- [What to work on] Search the data below for the word "JSON" and copy each line that holds it.

- [Data shown]
____________________

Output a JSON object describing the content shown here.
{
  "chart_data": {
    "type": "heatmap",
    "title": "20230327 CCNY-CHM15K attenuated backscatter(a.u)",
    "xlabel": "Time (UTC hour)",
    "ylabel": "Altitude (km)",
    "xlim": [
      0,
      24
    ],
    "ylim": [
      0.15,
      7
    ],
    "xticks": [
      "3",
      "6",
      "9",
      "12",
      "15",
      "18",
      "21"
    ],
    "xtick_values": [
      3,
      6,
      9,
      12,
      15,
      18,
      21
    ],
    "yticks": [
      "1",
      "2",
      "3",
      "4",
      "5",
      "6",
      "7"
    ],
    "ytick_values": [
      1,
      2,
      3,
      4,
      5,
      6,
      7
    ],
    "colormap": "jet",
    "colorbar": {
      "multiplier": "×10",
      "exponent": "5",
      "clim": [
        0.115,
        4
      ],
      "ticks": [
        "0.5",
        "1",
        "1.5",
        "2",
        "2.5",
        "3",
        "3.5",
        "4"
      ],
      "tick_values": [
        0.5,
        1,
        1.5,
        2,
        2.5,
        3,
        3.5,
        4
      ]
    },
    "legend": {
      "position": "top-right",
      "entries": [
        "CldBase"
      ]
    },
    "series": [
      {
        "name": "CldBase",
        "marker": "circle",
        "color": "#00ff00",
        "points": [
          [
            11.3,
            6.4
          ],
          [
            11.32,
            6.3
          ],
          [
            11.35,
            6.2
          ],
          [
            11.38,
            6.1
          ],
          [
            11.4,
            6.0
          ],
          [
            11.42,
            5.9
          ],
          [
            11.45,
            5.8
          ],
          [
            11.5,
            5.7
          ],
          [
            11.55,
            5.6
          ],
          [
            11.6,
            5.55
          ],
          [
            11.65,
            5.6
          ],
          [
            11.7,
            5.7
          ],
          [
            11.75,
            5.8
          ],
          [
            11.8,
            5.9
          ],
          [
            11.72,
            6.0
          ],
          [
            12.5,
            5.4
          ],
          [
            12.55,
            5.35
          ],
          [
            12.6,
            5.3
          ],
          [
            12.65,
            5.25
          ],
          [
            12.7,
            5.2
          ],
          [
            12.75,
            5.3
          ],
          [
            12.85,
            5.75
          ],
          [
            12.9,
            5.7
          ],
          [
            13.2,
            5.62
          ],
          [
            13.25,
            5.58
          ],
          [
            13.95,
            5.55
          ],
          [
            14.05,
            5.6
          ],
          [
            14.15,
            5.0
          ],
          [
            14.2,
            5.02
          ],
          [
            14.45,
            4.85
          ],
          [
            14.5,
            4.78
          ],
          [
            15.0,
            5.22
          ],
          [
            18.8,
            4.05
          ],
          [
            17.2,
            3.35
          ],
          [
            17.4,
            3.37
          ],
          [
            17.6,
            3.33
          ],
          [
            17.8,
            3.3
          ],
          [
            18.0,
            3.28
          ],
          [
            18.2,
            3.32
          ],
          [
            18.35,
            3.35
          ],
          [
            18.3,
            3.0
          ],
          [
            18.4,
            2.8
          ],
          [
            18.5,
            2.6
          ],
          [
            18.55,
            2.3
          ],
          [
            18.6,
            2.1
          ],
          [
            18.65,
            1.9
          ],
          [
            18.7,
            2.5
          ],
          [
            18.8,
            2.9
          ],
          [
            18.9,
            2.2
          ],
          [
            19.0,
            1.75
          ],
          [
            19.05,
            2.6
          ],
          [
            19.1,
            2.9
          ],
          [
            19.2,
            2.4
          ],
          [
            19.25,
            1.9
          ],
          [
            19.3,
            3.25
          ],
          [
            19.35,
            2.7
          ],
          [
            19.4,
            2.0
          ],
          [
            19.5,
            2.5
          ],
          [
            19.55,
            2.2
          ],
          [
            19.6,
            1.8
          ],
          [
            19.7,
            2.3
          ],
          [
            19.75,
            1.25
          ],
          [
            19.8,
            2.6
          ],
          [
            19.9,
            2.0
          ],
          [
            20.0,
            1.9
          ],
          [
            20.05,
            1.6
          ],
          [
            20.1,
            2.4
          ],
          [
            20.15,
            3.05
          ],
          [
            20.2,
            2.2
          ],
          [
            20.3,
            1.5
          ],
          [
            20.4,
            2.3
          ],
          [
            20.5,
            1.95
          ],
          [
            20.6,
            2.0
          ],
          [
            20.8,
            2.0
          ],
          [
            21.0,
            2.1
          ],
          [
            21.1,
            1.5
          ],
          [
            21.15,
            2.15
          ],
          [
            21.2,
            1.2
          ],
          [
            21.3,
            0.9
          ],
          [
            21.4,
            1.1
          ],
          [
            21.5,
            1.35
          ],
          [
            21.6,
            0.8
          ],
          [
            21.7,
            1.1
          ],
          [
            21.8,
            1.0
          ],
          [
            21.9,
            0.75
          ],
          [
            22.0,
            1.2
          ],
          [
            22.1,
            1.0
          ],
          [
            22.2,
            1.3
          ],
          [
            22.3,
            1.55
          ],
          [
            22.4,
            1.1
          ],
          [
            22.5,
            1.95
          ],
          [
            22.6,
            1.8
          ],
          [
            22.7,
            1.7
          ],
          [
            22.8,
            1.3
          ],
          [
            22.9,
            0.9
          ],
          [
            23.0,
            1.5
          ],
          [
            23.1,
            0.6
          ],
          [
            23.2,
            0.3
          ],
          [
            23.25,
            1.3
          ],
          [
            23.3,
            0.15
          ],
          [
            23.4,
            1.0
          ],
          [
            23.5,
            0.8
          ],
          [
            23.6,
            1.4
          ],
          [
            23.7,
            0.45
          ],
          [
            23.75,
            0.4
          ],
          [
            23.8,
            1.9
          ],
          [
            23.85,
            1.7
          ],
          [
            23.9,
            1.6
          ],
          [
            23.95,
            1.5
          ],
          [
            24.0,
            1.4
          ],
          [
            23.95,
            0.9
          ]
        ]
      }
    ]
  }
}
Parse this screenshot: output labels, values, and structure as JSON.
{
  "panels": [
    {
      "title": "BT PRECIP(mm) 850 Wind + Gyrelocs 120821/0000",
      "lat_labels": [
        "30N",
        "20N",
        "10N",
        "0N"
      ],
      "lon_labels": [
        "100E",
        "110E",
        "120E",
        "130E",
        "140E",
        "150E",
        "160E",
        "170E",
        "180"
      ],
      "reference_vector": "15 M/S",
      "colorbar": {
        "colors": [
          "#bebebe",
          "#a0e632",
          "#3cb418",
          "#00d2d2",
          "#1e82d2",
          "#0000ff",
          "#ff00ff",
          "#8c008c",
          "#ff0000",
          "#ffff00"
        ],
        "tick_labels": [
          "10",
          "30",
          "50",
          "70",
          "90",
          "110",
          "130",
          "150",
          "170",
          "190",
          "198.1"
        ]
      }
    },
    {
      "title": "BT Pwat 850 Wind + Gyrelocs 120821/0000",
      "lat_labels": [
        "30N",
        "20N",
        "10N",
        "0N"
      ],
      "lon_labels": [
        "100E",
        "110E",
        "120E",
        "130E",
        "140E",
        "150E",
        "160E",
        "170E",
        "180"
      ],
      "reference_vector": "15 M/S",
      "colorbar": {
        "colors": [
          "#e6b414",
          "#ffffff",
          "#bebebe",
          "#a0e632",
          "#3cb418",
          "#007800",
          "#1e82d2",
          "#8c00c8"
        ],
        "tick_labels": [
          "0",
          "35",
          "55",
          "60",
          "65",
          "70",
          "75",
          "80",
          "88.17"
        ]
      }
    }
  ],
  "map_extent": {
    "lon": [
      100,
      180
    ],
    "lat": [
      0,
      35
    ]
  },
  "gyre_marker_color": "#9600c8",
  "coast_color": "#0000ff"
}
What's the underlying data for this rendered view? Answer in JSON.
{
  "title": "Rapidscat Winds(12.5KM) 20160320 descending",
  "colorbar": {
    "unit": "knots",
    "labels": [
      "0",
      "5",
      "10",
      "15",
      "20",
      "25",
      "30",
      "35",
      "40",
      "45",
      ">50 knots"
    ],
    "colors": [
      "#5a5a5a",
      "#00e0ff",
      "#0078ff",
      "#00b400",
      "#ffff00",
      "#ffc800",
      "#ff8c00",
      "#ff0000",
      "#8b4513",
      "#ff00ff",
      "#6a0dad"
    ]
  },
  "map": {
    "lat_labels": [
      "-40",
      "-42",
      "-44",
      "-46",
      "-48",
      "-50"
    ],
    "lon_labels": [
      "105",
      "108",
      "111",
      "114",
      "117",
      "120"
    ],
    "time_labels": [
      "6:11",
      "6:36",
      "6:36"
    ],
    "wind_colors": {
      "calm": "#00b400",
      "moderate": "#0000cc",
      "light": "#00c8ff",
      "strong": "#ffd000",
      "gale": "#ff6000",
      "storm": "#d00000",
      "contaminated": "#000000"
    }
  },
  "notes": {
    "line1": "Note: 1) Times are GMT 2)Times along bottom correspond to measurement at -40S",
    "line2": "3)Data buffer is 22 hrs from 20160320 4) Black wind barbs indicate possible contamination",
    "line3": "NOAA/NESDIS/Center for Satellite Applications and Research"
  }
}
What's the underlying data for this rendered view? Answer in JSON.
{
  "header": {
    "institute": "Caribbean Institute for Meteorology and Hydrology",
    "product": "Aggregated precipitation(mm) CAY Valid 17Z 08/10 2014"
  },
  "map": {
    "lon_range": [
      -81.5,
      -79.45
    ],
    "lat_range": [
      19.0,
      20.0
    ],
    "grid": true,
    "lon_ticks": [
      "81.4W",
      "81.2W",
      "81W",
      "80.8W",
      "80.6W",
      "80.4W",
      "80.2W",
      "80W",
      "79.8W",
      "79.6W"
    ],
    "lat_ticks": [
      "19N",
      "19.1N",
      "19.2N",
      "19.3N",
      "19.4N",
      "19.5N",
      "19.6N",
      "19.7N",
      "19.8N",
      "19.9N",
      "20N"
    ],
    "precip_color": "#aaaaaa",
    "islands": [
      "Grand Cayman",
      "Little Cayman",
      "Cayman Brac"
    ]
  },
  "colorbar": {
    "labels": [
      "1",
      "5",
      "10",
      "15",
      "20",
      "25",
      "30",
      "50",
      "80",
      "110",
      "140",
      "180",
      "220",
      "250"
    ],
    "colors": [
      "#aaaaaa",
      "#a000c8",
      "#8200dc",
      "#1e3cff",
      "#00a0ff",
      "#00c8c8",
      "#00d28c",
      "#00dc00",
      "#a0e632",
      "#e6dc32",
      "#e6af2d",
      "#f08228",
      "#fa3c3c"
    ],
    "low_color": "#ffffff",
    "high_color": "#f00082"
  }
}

____________________

- [Response to the task]
Output a JSON object describing the content shown here.
Parse this screenshot: output labels, values, and structure as JSON.
What's the underlying data for this rendered view? Answer in JSON.
What's the underlying data for this rendered view? Answer in JSON.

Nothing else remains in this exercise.